Start of TEXT


Footnotes

[1] 2011 International Energy Outlook (“EIA Outlook”), page 139. Tons are metric tons.
 
[2] The EIA reference case has annual estimates for world CO2 production for 2008 through 2035 (accessed through its “Interactive Table Viewer” at http://205.254.135.7/forecasts/ieo/world.cfm). These total 1.019557 trillion tons of CO2, and that number is multiplied by 12/44 to convert it to 278.1 billion tons of carbon emissions.
 
[3] Climate Stabilization Targets: Emissions, Concentrations, and Impacts over Decades to Millennia, National Research Council, 2011. “[O]ur best estimate . . . is that 1,000 gigatonnes [1 trillion tons] of anthropogenic carbon . . . emissions lead to about 1.75 C increase in global average temperature.” At 16. The issue is addressed in detail in section 3.4 at page 97 et seq., and the report concludes that “global mean temperature change is almost linearly related to cumulative carbon emission and is independent of the time during which the emissions occur . . .” At 98.

End of TEXT
Start of EXCERPTED RECORDS

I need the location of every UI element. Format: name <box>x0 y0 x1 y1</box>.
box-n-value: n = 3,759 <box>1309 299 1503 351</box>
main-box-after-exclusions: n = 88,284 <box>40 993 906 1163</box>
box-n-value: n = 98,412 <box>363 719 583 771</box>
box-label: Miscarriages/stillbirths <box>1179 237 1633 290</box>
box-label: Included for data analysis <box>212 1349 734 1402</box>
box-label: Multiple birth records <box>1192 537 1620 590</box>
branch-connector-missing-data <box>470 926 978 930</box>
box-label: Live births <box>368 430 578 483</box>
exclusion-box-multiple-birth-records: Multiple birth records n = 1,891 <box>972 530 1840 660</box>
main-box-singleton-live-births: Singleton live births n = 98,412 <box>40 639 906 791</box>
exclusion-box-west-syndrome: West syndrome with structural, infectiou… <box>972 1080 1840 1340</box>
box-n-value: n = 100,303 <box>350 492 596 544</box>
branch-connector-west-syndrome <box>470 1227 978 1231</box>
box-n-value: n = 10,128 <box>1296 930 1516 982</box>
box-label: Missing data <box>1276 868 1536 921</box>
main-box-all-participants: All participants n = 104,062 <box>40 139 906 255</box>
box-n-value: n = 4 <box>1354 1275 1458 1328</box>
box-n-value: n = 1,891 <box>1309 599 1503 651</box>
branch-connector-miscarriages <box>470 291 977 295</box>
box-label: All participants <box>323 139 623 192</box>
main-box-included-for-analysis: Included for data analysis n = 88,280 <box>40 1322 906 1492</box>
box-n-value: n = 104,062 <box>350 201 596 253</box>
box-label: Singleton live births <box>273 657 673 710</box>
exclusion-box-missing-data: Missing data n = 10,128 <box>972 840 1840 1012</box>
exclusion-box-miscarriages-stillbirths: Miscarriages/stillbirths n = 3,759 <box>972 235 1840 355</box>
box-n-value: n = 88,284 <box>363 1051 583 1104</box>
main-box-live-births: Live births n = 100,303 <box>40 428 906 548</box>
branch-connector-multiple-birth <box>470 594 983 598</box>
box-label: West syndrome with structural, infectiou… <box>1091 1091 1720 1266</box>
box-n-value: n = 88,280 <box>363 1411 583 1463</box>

End of EXCERPTED RECORDS

_TASK SET_.
1: List every page number cited in the footnotes.
2: Quote the footnotes from "[1] 2011 International" up to and including "of carbon emissions.".

_EXERCISE RESULTS_.
1: 139, 16, 97, 98

2:
[1] 2011 International Energy Outlook (“EIA Outlook”), page 139. Tons are metric tons.
 
[2] The EIA reference case has annual estimates for world CO2 production for 2008 through 2035 (accessed through its “Interactive Table Viewer” at http://205.254.135.7/forecasts/ieo/world.cfm). These total 1.019557 trillion tons of CO2, and that number is multiplied by 12/44 to convert it to 278.1 billion tons of carbon emissions.